### SUPPLIED PASSAGE
___
"The pen is mightier than the sword."
~William Shakespeare

Saturday, November 30, 2013

NaNoWriMo 2013 Ends.

NaNoWriMo ended 3 minutes ago, and I proudly present my final word count for NaNoWriMo 2013:
32,168

Yeah, I have to say I'm proud. I'm glad I exceeded last year's 17,445 and I'm glad I count my story as a not-failure, especially considering the quality of its predecessor. Congratulations to everyone as NaNo '13 comes to a close! : ) I achieved my goal of 30K and even got the 32K I was praying for! I think it was worth the hour I spent every night writing and I'm proud of myself for accomplishing the student goal, at least.

Hope everyone has enjoyable holidays, birthdays, and summers and all that--might not write on here again until October 31 2014!

~N

Wednesday, November 27, 2013

NaNo Update--11.27

So NaNoWriMo 2013 is coming to an end and last year I epically failed with only 17,445 words and now I've got 28,461! So that's nice. I think by the way things are going, I'm aiming for 30,000, maybe 32K. But I'm only on chapter 8 out of 18, which makes me sad because I've really grown to love my story so much and I doubt I'd be motivated to write much after this whole thing is over, which is unfortunate! How grand it would be to complete my novel, perhaps with 60, 70K words in it, even if it takes a year! I wish I could see the day it could be complete! I can only hope I remain motivated to see the end of that thing.

Hope all is well with anyone else's novels as November comes to a close.
P.S. Happy Thanksgiving!

~N

Wednesday, November 20, 2013

NaNoWriMo 2013 update--11.20

It's already the 20th day of NaNo Time, but I remembered my blog and wanted to update.
Interestingly enough, (or not interestingly enough, since procrastination is unfortunately my strong suit,) I was in the middle of my nightly writing session until I came here to update the good old blog. At present, my new story has 20,860 words and it's 36 pages. I'm going for 30,000 this year, and I don't think I'll ever get to the Grand Total before high school ends, considering it's only going to get rockier and rockier along the way. Anyway, I plan to write buckets of words over Thanksgiving, although those four last days can either make or break you. Considering last year I spent my Thanksgiving vacation sleeping and, uh, not writing a single word, I'm starting to grow concerned. But I really like my story a lot and I can't wait to write the end. Whether I finish it or not before December, I hope I don't lose immediate interest in it once NaNo's over. Although it'll be an odd, odd feeling to write it without constantly checking my word count of course!!

Good luck to anyone else participating this year : )

~N

Monday, July 1, 2013

"The Pen Is Mightier Than the Sword"

Holding a pen is holding a weapon.
___
### PROVIDED RECORDS
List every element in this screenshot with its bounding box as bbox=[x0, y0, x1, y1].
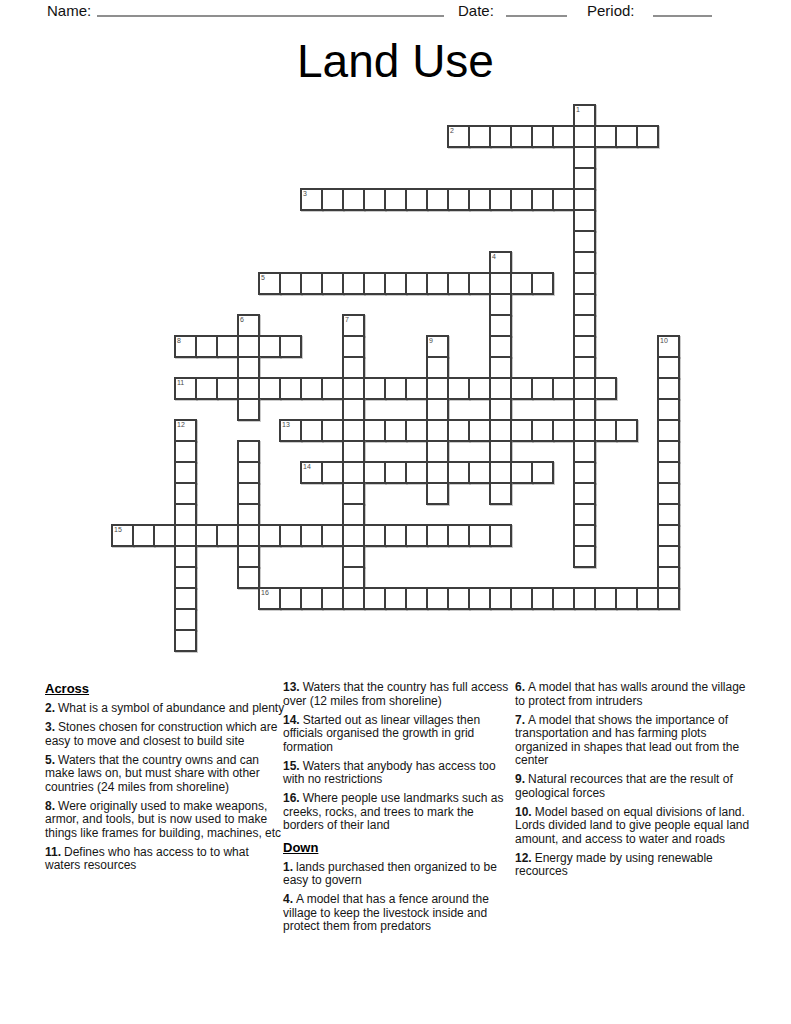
___
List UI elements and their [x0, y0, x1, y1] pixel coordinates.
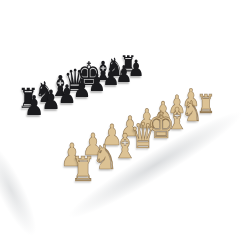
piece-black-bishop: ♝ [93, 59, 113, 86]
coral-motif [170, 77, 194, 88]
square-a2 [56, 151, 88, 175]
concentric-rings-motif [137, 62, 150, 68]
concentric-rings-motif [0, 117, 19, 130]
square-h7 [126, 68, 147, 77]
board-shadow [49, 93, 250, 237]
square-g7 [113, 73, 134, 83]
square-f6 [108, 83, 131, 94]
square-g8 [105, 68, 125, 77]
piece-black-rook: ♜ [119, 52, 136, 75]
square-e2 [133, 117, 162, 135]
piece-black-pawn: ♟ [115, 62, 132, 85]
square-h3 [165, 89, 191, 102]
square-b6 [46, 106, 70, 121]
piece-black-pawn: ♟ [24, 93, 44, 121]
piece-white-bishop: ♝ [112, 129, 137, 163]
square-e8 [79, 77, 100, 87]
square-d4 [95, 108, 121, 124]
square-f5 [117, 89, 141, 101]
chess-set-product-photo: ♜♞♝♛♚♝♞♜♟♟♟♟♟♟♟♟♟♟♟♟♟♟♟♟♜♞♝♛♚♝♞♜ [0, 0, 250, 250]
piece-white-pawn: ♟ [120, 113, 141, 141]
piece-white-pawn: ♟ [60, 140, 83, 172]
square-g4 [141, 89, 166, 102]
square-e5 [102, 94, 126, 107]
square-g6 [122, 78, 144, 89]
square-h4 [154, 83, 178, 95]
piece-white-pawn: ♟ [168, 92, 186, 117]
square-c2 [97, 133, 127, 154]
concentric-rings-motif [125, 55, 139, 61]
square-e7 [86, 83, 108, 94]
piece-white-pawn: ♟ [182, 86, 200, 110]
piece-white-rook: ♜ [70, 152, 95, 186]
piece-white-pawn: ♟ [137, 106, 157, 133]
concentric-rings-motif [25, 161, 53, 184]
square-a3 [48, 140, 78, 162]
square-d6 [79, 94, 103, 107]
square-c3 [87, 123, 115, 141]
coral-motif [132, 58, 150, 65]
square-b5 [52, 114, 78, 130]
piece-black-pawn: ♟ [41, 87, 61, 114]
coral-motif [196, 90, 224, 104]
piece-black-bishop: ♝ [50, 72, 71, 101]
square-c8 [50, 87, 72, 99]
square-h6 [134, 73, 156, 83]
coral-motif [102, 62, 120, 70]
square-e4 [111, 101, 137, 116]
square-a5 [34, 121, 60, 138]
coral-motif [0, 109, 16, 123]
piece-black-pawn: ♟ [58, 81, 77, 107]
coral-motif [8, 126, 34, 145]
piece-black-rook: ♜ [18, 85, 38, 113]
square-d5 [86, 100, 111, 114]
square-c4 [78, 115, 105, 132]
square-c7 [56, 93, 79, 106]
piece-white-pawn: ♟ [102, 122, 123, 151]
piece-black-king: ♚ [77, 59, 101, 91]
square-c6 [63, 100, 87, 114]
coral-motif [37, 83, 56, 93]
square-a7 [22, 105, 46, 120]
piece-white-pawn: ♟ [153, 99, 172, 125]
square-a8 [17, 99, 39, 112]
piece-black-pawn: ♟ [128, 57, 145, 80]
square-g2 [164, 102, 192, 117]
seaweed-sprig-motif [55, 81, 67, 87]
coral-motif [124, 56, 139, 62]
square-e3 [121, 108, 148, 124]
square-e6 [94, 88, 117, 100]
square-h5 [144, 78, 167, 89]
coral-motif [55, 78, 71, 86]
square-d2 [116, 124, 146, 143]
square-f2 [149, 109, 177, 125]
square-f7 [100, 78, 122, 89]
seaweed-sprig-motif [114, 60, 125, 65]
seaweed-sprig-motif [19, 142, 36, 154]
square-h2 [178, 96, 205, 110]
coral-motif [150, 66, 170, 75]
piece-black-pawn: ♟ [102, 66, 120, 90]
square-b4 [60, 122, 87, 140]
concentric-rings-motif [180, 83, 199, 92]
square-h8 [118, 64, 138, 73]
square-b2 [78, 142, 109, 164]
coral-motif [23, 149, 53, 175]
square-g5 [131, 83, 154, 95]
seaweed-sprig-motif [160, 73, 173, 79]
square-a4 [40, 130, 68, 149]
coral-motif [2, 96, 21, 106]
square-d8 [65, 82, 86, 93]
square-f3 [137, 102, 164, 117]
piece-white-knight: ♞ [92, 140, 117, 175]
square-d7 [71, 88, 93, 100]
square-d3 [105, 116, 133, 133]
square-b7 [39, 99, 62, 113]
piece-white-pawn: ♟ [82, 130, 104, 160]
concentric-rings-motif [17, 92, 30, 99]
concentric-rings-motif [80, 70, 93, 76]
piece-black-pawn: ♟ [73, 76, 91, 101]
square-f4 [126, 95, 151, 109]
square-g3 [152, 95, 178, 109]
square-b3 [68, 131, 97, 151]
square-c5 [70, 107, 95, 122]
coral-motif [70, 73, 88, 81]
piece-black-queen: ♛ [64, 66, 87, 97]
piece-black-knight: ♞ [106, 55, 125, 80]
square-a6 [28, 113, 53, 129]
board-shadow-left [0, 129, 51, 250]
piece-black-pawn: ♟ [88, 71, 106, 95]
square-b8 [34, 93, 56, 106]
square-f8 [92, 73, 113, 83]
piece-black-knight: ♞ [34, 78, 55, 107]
___
### INSTRUCTIONS
1. What final word count does the NaNoWriMo blog report for NaNoWriMo 2013?
2. Repeat the records from the line with "List UI elements" to the line with "piece-white-pawn: ♟ [182, 86, 200, 110]", including both of those lines, and leave the pictures out.

### TASK-BY-TASK RESULTS
1. 32,168 words.

2.
List UI elements and their [x0, y0, x1, y1] pixel coordinates.
piece-black-bishop: ♝ [93, 59, 113, 86]
coral-motif [170, 77, 194, 88]
square-a2 [56, 151, 88, 175]
concentric-rings-motif [137, 62, 150, 68]
concentric-rings-motif [0, 117, 19, 130]
square-h7 [126, 68, 147, 77]
board-shadow [49, 93, 250, 237]
square-g7 [113, 73, 134, 83]
square-f6 [108, 83, 131, 94]
square-g8 [105, 68, 125, 77]
piece-black-rook: ♜ [119, 52, 136, 75]
square-e2 [133, 117, 162, 135]
piece-black-pawn: ♟ [115, 62, 132, 85]
square-h3 [165, 89, 191, 102]
square-b6 [46, 106, 70, 121]
piece-black-pawn: ♟ [24, 93, 44, 121]
piece-white-bishop: ♝ [112, 129, 137, 163]
square-e8 [79, 77, 100, 87]
square-d4 [95, 108, 121, 124]
square-f5 [117, 89, 141, 101]
chess-set-product-photo: ♜♞♝♛♚♝♞♜♟♟♟♟♟♟♟♟♟♟♟♟♟♟♟♟♜♞♝♛♚♝♞♜ [0, 0, 250, 250]
piece-white-pawn: ♟ [120, 113, 141, 141]
piece-white-pawn: ♟ [60, 140, 83, 172]
square-g4 [141, 89, 166, 102]
square-e5 [102, 94, 126, 107]
square-g6 [122, 78, 144, 89]
square-h4 [154, 83, 178, 95]
piece-white-pawn: ♟ [168, 92, 186, 117]
square-c2 [97, 133, 127, 154]
concentric-rings-motif [125, 55, 139, 61]
square-e7 [86, 83, 108, 94]
piece-white-pawn: ♟ [182, 86, 200, 110]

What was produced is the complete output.